(Extracted records)
_ _ _
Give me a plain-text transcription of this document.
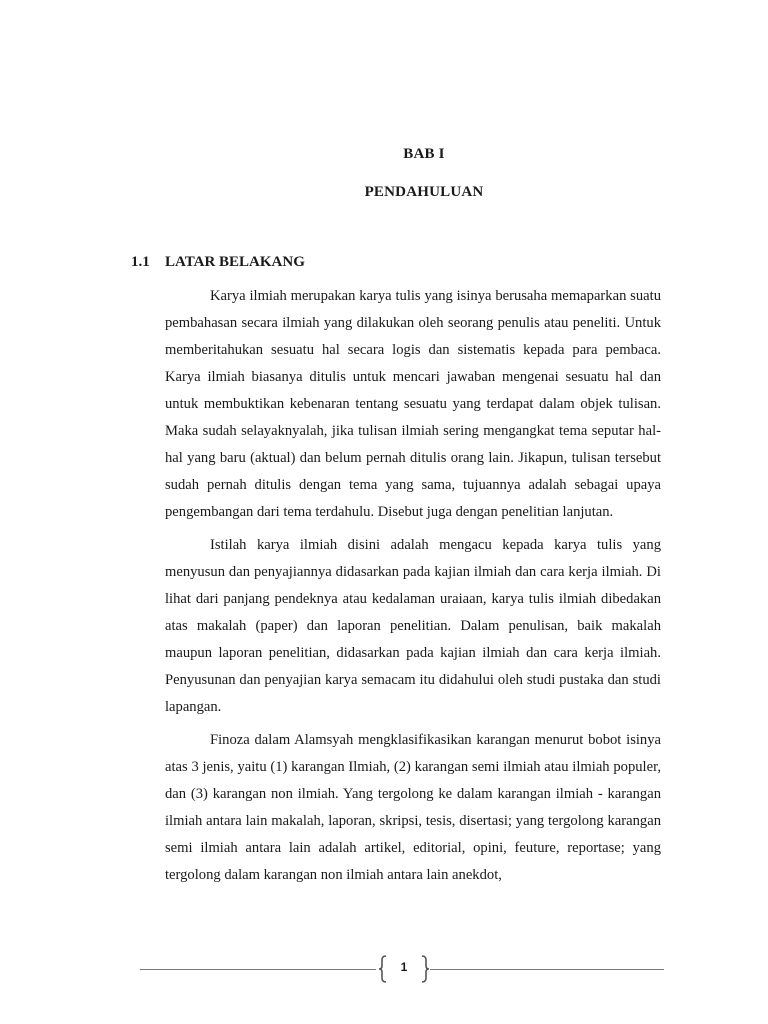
BAB I
PENDAHULUAN
1.1 LATAR BELAKANG

Karya ilmiah merupakan karya tulis yang isinya berusaha memaparkan suatu pembahasan secara ilmiah yang dilakukan oleh seorang penulis atau peneliti. Untuk memberitahukan sesuatu hal secara logis dan sistematis kepada para pembaca. Karya ilmiah biasanya ditulis untuk mencari jawaban mengenai sesuatu hal dan untuk membuktikan kebenaran tentang sesuatu yang terdapat dalam objek tulisan. Maka sudah selayaknyalah, jika tulisan ilmiah sering mengangkat tema seputar hal-hal yang baru (aktual) dan belum pernah ditulis orang lain. Jikapun, tulisan tersebut sudah pernah ditulis dengan tema yang sama, tujuannya adalah sebagai upaya pengembangan dari tema terdahulu. Disebut juga dengan penelitian lanjutan.

Istilah karya ilmiah disini adalah mengacu kepada karya tulis yang menyusun dan penyajiannya didasarkan pada kajian ilmiah dan cara kerja ilmiah. Di lihat dari panjang pendeknya atau kedalaman uraiaan, karya tulis ilmiah dibedakan atas makalah (paper) dan laporan penelitian. Dalam penulisan, baik makalah maupun laporan penelitian, didasarkan pada kajian ilmiah dan cara kerja ilmiah. Penyusunan dan penyajian karya semacam itu didahului oleh studi pustaka dan studi lapangan.

Finoza dalam Alamsyah mengklasifikasikan karangan menurut bobot isinya atas 3 jenis, yaitu (1) karangan Ilmiah, (2) karangan semi ilmiah atau ilmiah populer, dan (3) karangan non ilmiah. Yang tergolong ke dalam karangan ilmiah - karangan ilmiah antara lain makalah, laporan, skripsi, tesis, disertasi; yang tergolong karangan semi ilmiah antara lain adalah artikel, editorial, opini, feuture, reportase; yang tergolong dalam karangan non ilmiah antara lain anekdot,

1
_ _ _
* DIRECTIONS FOR THIS TASK *
Would you set down the listing exactly, omitting pictures?

* TASK OUTPUT *
Give me a plain-text transcription of this document.
BAB I
PENDAHULUAN
1.1 LATAR BELAKANG

Karya ilmiah merupakan karya tulis yang isinya berusaha memaparkan suatu pembahasan secara ilmiah yang dilakukan oleh seorang penulis atau peneliti. Untuk memberitahukan sesuatu hal secara logis dan sistematis kepada para pembaca. Karya ilmiah biasanya ditulis untuk mencari jawaban mengenai sesuatu hal dan untuk membuktikan kebenaran tentang sesuatu yang terdapat dalam objek tulisan. Maka sudah selayaknyalah, jika tulisan ilmiah sering mengangkat tema seputar hal-hal yang baru (aktual) dan belum pernah ditulis orang lain. Jikapun, tulisan tersebut sudah pernah ditulis dengan tema yang sama, tujuannya adalah sebagai upaya pengembangan dari tema terdahulu. Disebut juga dengan penelitian lanjutan.

Istilah karya ilmiah disini adalah mengacu kepada karya tulis yang menyusun dan penyajiannya didasarkan pada kajian ilmiah dan cara kerja ilmiah. Di lihat dari panjang pendeknya atau kedalaman uraiaan, karya tulis ilmiah dibedakan atas makalah (paper) dan laporan penelitian. Dalam penulisan, baik makalah maupun laporan penelitian, didasarkan pada kajian ilmiah dan cara kerja ilmiah. Penyusunan dan penyajian karya semacam itu didahului oleh studi pustaka dan studi lapangan.

Finoza dalam Alamsyah mengklasifikasikan karangan menurut bobot isinya atas 3 jenis, yaitu (1) karangan Ilmiah, (2) karangan semi ilmiah atau ilmiah populer, dan (3) karangan non ilmiah. Yang tergolong ke dalam karangan ilmiah - karangan ilmiah antara lain makalah, laporan, skripsi, tesis, disertasi; yang tergolong karangan semi ilmiah antara lain adalah artikel, editorial, opini, feuture, reportase; yang tergolong dalam karangan non ilmiah antara lain anekdot,

1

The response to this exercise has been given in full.